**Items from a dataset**
━━━━━━━━━━━━━━━━━━━━━━━━━━━━━━
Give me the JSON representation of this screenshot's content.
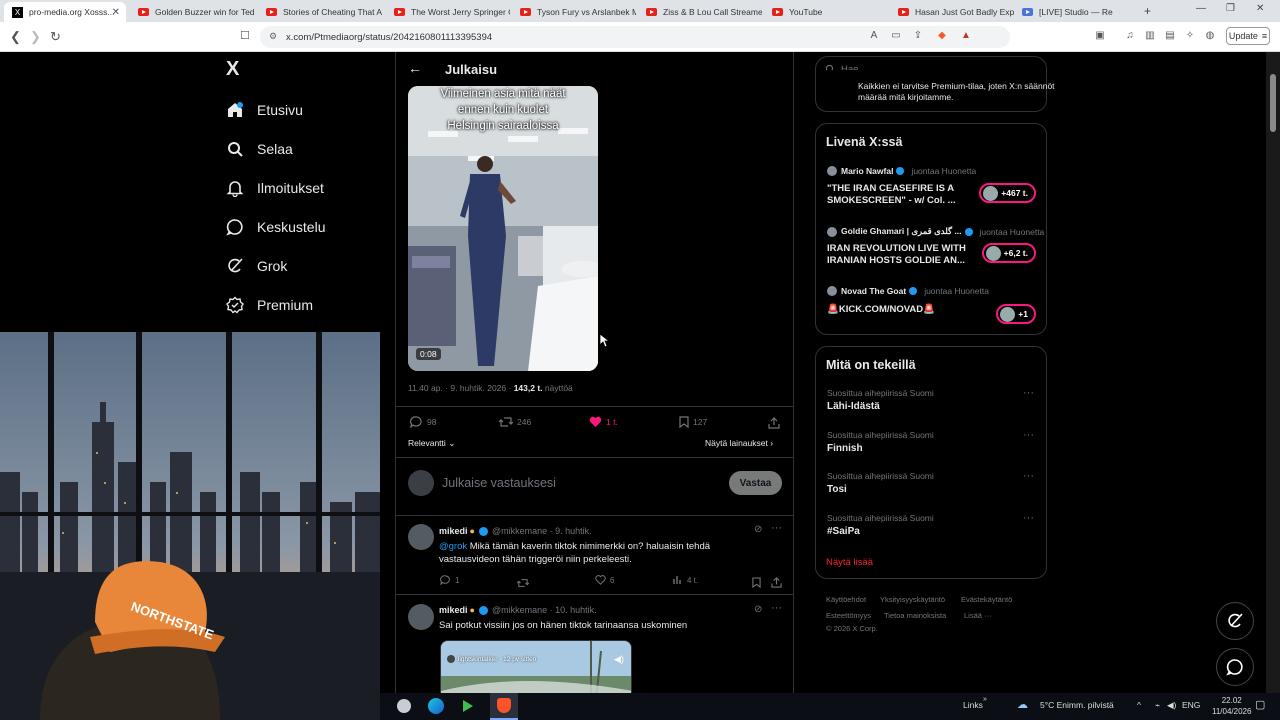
{
  "browser": {
    "tabs": [
      {
        "label": "pro-media.org Xosss...",
        "active": true
      },
      {
        "label": "Golden Buzzer win for Ted"
      },
      {
        "label": "Stories of Cheating That A"
      },
      {
        "label": "The Worst Jerry Springer G"
      },
      {
        "label": "Tyson Fury vs Arslanbek M"
      },
      {
        "label": "Ziss & B Lou Call Streame"
      },
      {
        "label": "YouTube"
      },
      {
        "label": "Hasan Just Got Badly Expo"
      },
      {
        "label": "[LIVE] Studio — Re"
      }
    ],
    "url": "x.com/Ptmediaorg/status/2042160801113395394",
    "update_label": "Update"
  },
  "nav": {
    "logo": "X",
    "items": [
      {
        "label": "Etusivu",
        "icon": "home-icon"
      },
      {
        "label": "Selaa",
        "icon": "search-icon"
      },
      {
        "label": "Ilmoitukset",
        "icon": "bell-icon"
      },
      {
        "label": "Keskustelu",
        "icon": "chat-icon"
      },
      {
        "label": "Grok",
        "icon": "grok-icon"
      },
      {
        "label": "Premium",
        "icon": "premium-icon"
      }
    ]
  },
  "post": {
    "header_title": "Julkaisu",
    "video_caption_lines": [
      "Viimeinen asia mitä näät",
      "ennen kuin kuolet",
      "Helsingin sairaaloissa"
    ],
    "video_duration": "0:08",
    "meta_time": "11.40 ap. · 9. huhtik. 2026 ·",
    "views_count": "143,2 t.",
    "views_label": "näyttöä",
    "actions": {
      "replies": "98",
      "reposts": "246",
      "likes": "1 t.",
      "bookmarks": "127"
    },
    "sort_label": "Relevantti",
    "quotes_label": "Näytä lainaukset",
    "reply_placeholder": "Julkaise vastauksesi",
    "reply_button": "Vastaa"
  },
  "replies": [
    {
      "name": "mikedi",
      "handle": "@mikkemane · 9. huhtik.",
      "mention": "@grok",
      "text": " Mikä tämän kaverin tiktok nimimerkki on? haluaisin tehdä vastausvideon tähän triggeröi niin perkeleesti.",
      "replies": "1",
      "reposts": "",
      "likes": "6",
      "views": "4 t."
    },
    {
      "name": "mikedi",
      "handle": "@mikkemane · 10. huhtik.",
      "text": "Sai potkut vissiin jos on hänen tiktok tarinaansa uskominen",
      "embed_user": "lightskintalker · 12 pv sitten"
    }
  ],
  "search": {
    "placeholder": "Hae"
  },
  "top_card_text": [
    "Kaikkien ei tarvitse Premium-tilaa, joten X:n säännöt",
    "määrää mitä kirjoitamme."
  ],
  "live": {
    "title": "Livenä X:ssä",
    "items": [
      {
        "user": "Mario Nawfal",
        "status": "juontaa Huonetta",
        "text": "\"THE IRAN CEASEFIRE IS A SMOKESCREEN\" - w/ Col. ...",
        "count": "+467 t."
      },
      {
        "user": "Goldie Ghamari | گلدی قمری ...",
        "status": "juontaa Huonetta",
        "text": "IRAN REVOLUTION LIVE WITH IRANIAN HOSTS GOLDIE AN...",
        "count": "+6,2 t."
      },
      {
        "user": "Novad The Goat",
        "status": "juontaa Huonetta",
        "text": "🚨KICK.COM/NOVAD🚨",
        "count": "+1"
      }
    ]
  },
  "trends": {
    "title": "Mitä on tekeillä",
    "items": [
      {
        "category": "Suosittua aihepiirissä Suomi",
        "name": "Lähi-Idästä"
      },
      {
        "category": "Suosittua aihepiirissä Suomi",
        "name": "Finnish"
      },
      {
        "category": "Suosittua aihepiirissä Suomi",
        "name": "Tosi"
      },
      {
        "category": "Suosittua aihepiirissä Suomi",
        "name": "#SaiPa"
      }
    ],
    "show_more": "Näytä lisää"
  },
  "footer_links": [
    "Käyttöehdot",
    "Yksityisyyskäytäntö",
    "Evästekäytäntö",
    "Esteettömyys",
    "Tietoa mainoksista",
    "Lisää ···",
    "© 2026 X Corp."
  ],
  "taskbar": {
    "links": "Links",
    "weather": "5°C  Enimm. pilvistä",
    "lang": "ENG",
    "time": "22.02",
    "date": "11/04/2026"
  },
  "colors": {
    "like": "#f91880",
    "accent": "#1d9bf0",
    "live_ring": "#f91880",
    "trend_more": "#f4212e"
  }
}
━━━━━━━━━━━━━━━━━━━━━━━━━━━━━━
**WHAT YOU NEED TO DO**
Pictures are not part of the copy; reproduce everything else in the records exactly.

**FINISHED EXERCISE**
Give me the JSON representation of this screenshot's content.
{
  "browser": {
    "tabs": [
      {
        "label": "pro-media.org Xosss...",
        "active": true
      },
      {
        "label": "Golden Buzzer win for Ted"
      },
      {
        "label": "Stories of Cheating That A"
      },
      {
        "label": "The Worst Jerry Springer G"
      },
      {
        "label": "Tyson Fury vs Arslanbek M"
      },
      {
        "label": "Ziss & B Lou Call Streame"
      },
      {
        "label": "YouTube"
      },
      {
        "label": "Hasan Just Got Badly Expo"
      },
      {
        "label": "[LIVE] Studio — Re"
      }
    ],
    "url": "x.com/Ptmediaorg/status/2042160801113395394",
    "update_label": "Update"
  },
  "nav": {
    "logo": "X",
    "items": [
      {
        "label": "Etusivu",
        "icon": "home-icon"
      },
      {
        "label": "Selaa",
        "icon": "search-icon"
      },
      {
        "label": "Ilmoitukset",
        "icon": "bell-icon"
      },
      {
        "label": "Keskustelu",
        "icon": "chat-icon"
      },
      {
        "label": "Grok",
        "icon": "grok-icon"
      },
      {
        "label": "Premium",
        "icon": "premium-icon"
      }
    ]
  },
  "post": {
    "header_title": "Julkaisu",
    "video_caption_lines": [
      "Viimeinen asia mitä näät",
      "ennen kuin kuolet",
      "Helsingin sairaaloissa"
    ],
    "video_duration": "0:08",
    "meta_time": "11.40 ap. · 9. huhtik. 2026 ·",
    "views_count": "143,2 t.",
    "views_label": "näyttöä",
    "actions": {
      "replies": "98",
      "reposts": "246",
      "likes": "1 t.",
      "bookmarks": "127"
    },
    "sort_label": "Relevantti",
    "quotes_label": "Näytä lainaukset",
    "reply_placeholder": "Julkaise vastauksesi",
    "reply_button": "Vastaa"
  },
  "replies": [
    {
      "name": "mikedi",
      "handle": "@mikkemane · 9. huhtik.",
      "mention": "@grok",
      "text": " Mikä tämän kaverin tiktok nimimerkki on? haluaisin tehdä vastausvideon tähän triggeröi niin perkeleesti.",
      "replies": "1",
      "reposts": "",
      "likes": "6",
      "views": "4 t."
    },
    {
      "name": "mikedi",
      "handle": "@mikkemane · 10. huhtik.",
      "text": "Sai potkut vissiin jos on hänen tiktok tarinaansa uskominen",
      "embed_user": "lightskintalker · 12 pv sitten"
    }
  ],
  "search": {
    "placeholder": "Hae"
  },
  "top_card_text": [
    "Kaikkien ei tarvitse Premium-tilaa, joten X:n säännöt",
    "määrää mitä kirjoitamme."
  ],
  "live": {
    "title": "Livenä X:ssä",
    "items": [
      {
        "user": "Mario Nawfal",
        "status": "juontaa Huonetta",
        "text": "\"THE IRAN CEASEFIRE IS A SMOKESCREEN\" - w/ Col. ...",
        "count": "+467 t."
      },
      {
        "user": "Goldie Ghamari | گلدی قمری ...",
        "status": "juontaa Huonetta",
        "text": "IRAN REVOLUTION LIVE WITH IRANIAN HOSTS GOLDIE AN...",
        "count": "+6,2 t."
      },
      {
        "user": "Novad The Goat",
        "status": "juontaa Huonetta",
        "text": "🚨KICK.COM/NOVAD🚨",
        "count": "+1"
      }
    ]
  },
  "trends": {
    "title": "Mitä on tekeillä",
    "items": [
      {
        "category": "Suosittua aihepiirissä Suomi",
        "name": "Lähi-Idästä"
      },
      {
        "category": "Suosittua aihepiirissä Suomi",
        "name": "Finnish"
      },
      {
        "category": "Suosittua aihepiirissä Suomi",
        "name": "Tosi"
      },
      {
        "category": "Suosittua aihepiirissä Suomi",
        "name": "#SaiPa"
      }
    ],
    "show_more": "Näytä lisää"
  },
  "footer_links": [
    "Käyttöehdot",
    "Yksityisyyskäytäntö",
    "Evästekäytäntö",
    "Esteettömyys",
    "Tietoa mainoksista",
    "Lisää ···",
    "© 2026 X Corp."
  ],
  "taskbar": {
    "links": "Links",
    "weather": "5°C  Enimm. pilvistä",
    "lang": "ENG",
    "time": "22.02",
    "date": "11/04/2026"
  },
  "colors": {
    "like": "#f91880",
    "accent": "#1d9bf0",
    "live_ring": "#f91880",
    "trend_more": "#f4212e"
  }
}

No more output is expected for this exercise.